==== RECORDS FOR THIS TASK ====
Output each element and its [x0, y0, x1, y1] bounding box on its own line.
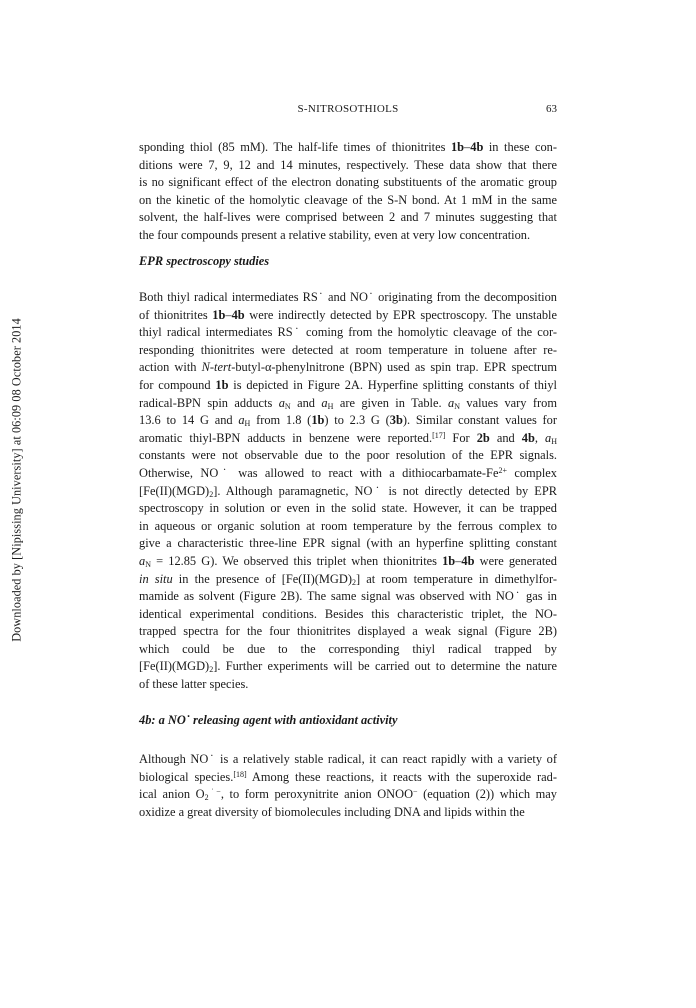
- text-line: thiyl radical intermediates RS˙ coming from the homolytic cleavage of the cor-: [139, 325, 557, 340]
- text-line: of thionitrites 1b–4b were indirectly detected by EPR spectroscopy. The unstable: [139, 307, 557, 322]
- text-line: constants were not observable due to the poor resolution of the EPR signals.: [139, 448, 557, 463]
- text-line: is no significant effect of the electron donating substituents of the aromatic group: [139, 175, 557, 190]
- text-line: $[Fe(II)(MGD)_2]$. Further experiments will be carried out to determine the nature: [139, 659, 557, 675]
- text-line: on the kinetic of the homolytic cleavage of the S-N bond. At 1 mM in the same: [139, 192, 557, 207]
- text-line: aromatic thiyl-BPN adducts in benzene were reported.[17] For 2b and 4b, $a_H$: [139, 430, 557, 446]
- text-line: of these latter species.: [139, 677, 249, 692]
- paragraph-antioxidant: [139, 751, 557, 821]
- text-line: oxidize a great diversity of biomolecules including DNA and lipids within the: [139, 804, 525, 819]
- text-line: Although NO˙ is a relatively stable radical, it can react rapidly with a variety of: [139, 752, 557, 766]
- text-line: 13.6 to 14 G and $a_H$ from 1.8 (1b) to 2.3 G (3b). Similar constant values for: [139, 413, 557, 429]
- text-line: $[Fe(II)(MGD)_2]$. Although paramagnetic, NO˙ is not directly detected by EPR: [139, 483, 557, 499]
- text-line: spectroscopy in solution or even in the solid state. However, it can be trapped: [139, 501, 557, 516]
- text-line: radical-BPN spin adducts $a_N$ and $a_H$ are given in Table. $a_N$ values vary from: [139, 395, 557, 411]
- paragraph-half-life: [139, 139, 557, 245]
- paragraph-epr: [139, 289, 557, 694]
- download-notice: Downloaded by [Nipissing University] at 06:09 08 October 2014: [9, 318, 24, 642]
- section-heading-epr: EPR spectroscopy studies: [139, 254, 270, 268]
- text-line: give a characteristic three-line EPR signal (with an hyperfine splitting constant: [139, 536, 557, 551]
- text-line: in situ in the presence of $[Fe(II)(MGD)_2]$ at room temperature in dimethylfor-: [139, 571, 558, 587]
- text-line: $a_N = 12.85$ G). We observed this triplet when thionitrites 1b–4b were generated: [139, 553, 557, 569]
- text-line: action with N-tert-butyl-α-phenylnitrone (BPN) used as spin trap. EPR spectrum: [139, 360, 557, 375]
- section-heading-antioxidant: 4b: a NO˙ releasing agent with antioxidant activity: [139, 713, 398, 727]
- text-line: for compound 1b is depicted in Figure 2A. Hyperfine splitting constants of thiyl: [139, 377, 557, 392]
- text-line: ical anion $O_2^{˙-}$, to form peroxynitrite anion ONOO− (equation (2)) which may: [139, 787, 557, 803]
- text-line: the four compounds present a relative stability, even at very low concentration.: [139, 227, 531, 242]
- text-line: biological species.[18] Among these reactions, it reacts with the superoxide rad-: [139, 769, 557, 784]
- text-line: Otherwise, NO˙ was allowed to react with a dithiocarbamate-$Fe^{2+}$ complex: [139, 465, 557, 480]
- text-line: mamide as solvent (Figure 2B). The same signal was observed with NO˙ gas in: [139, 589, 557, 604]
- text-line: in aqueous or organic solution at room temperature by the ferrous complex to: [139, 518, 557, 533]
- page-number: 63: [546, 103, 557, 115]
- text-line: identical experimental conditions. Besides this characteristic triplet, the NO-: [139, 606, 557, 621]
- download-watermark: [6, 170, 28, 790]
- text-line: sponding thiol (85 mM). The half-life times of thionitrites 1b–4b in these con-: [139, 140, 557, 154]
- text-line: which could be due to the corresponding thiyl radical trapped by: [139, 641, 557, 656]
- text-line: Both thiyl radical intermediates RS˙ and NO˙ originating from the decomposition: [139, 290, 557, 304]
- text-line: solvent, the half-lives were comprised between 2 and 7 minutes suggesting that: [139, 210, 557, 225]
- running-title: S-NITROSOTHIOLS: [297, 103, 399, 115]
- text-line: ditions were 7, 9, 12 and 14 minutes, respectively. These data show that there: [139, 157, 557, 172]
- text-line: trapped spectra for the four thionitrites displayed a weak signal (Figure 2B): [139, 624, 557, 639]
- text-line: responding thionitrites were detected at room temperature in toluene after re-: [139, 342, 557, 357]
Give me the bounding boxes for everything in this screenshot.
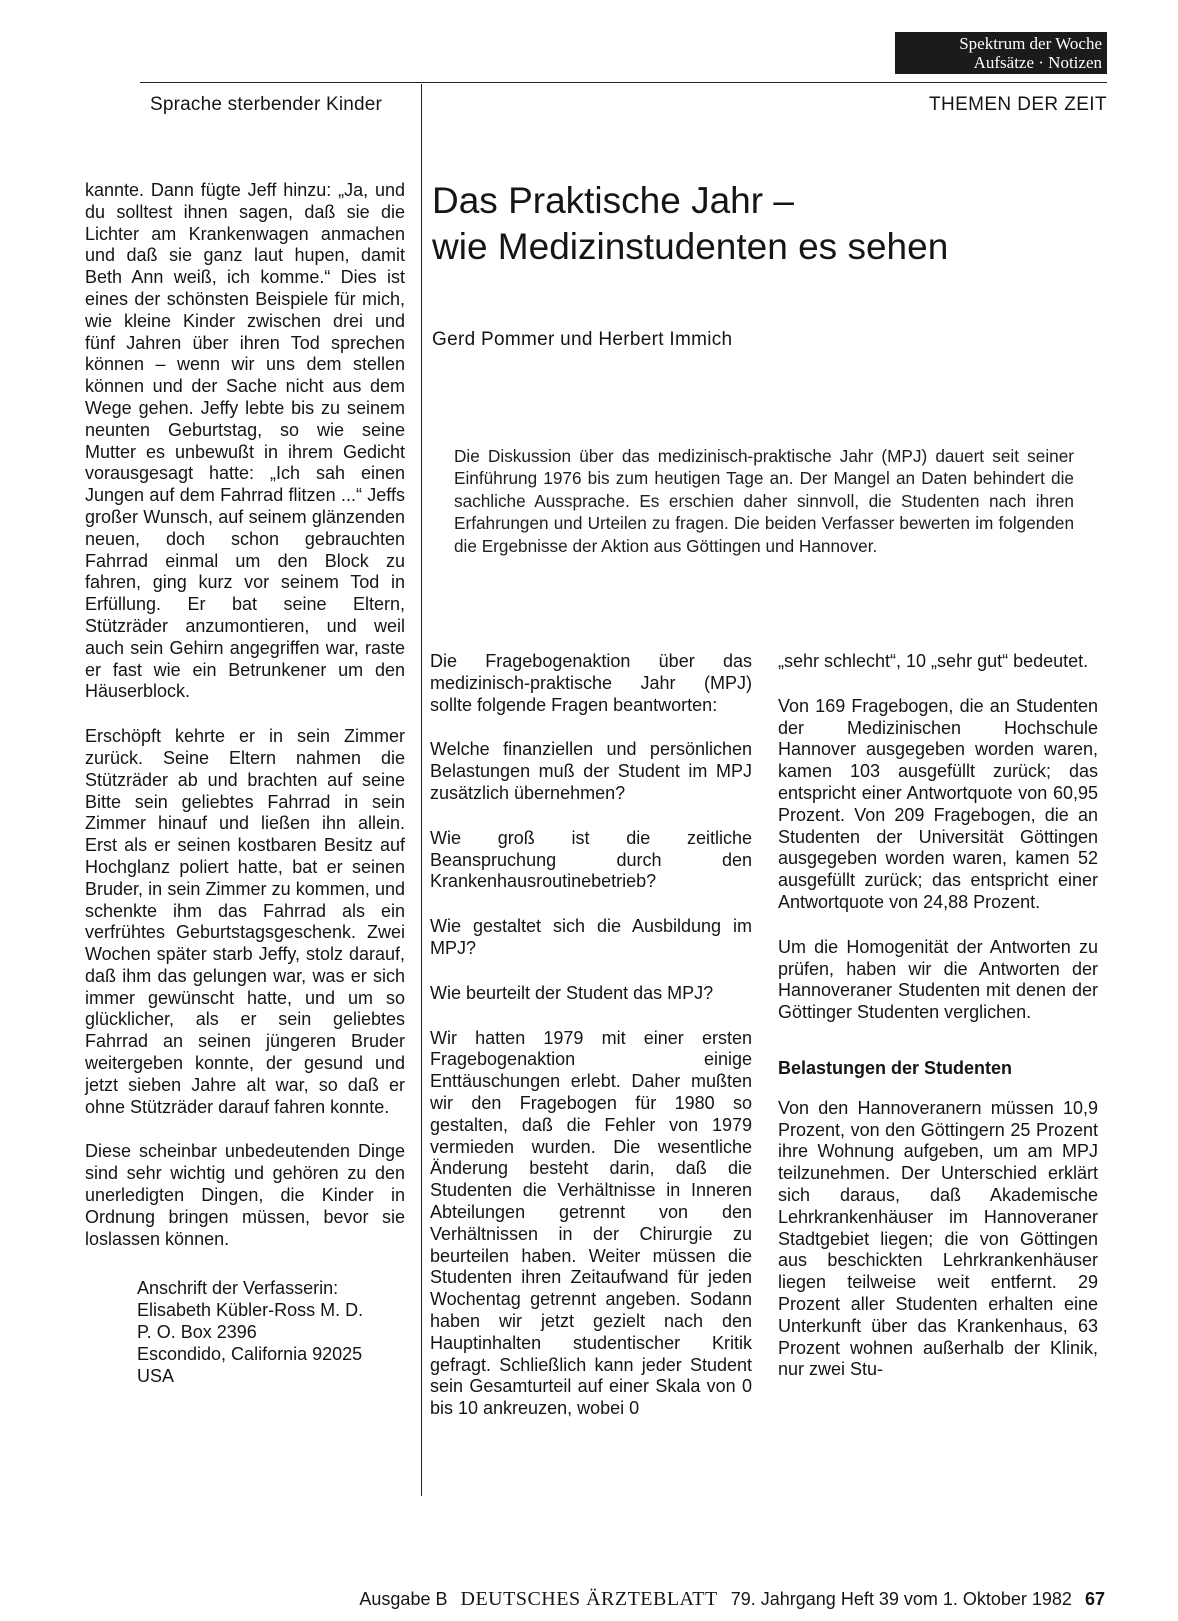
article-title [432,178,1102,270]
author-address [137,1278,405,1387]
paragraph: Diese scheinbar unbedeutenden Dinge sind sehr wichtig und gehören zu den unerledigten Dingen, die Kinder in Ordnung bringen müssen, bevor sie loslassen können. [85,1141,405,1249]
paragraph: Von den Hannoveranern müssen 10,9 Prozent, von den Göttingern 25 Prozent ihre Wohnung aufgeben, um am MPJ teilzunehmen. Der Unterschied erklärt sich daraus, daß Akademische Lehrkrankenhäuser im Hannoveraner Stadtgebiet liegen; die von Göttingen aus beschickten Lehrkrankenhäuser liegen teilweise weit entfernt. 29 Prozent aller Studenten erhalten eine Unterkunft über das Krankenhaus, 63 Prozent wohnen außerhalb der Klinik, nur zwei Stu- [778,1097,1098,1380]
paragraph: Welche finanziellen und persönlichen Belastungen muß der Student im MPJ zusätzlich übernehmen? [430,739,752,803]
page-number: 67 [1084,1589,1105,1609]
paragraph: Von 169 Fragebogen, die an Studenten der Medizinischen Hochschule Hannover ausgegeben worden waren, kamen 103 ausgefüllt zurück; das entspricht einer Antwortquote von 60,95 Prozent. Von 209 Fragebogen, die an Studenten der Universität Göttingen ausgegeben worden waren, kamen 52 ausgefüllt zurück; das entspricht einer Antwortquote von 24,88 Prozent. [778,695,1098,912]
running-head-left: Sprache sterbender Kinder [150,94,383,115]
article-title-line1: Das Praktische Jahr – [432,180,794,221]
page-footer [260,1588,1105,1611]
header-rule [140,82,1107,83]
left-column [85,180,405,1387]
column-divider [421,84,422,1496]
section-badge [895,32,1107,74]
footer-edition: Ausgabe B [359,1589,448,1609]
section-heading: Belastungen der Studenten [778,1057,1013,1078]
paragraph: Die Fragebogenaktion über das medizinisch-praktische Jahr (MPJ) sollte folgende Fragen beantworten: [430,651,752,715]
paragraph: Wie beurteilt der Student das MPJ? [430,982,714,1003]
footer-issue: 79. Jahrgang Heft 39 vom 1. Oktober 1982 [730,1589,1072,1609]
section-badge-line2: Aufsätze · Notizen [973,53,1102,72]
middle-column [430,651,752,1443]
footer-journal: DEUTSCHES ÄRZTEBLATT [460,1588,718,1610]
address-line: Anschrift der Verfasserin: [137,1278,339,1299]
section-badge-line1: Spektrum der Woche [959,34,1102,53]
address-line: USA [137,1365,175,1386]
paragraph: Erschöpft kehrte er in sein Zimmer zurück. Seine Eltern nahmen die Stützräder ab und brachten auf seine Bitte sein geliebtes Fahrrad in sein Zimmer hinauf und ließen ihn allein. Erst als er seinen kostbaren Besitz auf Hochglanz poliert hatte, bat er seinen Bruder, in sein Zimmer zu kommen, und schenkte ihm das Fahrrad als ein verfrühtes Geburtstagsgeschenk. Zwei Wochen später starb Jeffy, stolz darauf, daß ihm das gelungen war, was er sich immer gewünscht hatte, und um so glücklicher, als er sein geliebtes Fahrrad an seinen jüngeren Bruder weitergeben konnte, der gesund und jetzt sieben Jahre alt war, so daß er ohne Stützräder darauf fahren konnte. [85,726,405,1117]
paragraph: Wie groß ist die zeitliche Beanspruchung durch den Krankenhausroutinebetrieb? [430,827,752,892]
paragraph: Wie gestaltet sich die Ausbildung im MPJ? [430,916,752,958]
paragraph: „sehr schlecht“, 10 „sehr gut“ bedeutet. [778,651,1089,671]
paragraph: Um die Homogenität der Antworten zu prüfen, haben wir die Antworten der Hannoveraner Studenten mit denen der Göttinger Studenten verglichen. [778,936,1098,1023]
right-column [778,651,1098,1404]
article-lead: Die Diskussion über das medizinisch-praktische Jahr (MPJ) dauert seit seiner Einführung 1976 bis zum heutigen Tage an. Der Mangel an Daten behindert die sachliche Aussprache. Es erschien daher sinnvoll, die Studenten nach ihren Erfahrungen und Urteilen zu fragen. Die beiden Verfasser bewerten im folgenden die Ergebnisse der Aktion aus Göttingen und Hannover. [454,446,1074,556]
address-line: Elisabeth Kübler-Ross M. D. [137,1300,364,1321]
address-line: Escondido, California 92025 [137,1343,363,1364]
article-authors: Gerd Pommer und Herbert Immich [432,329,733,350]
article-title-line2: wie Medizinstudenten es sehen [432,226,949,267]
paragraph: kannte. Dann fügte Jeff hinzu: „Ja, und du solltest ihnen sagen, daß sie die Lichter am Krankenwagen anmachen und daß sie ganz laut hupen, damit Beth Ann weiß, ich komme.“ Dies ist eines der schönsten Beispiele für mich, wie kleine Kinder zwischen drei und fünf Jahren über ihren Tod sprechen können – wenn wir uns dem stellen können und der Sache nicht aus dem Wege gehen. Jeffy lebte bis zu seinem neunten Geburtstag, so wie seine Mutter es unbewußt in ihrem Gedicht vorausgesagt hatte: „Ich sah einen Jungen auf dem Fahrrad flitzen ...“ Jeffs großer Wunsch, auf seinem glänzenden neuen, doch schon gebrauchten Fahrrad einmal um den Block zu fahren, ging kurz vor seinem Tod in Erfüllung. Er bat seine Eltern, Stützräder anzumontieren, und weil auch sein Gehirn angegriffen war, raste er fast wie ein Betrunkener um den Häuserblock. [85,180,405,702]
====
WHAT THE TASK ASKS: Please repeat the data from the line with "article-title [432,178,1102,270]" to the line with "paragraph: Diese scheinbar", replacing "Kinder" with "Jugendliche" and changing nothing else.

TASK OUTPUT:
article-title [432,178,1102,270]
author-address [137,1278,405,1387]
paragraph: Diese scheinbar unbedeutenden Dinge sind sehr wichtig und gehören zu den unerledigten Dingen, die Jugendliche in Ordnung bringen müssen, bevor sie loslassen können. [85,1141,405,1249]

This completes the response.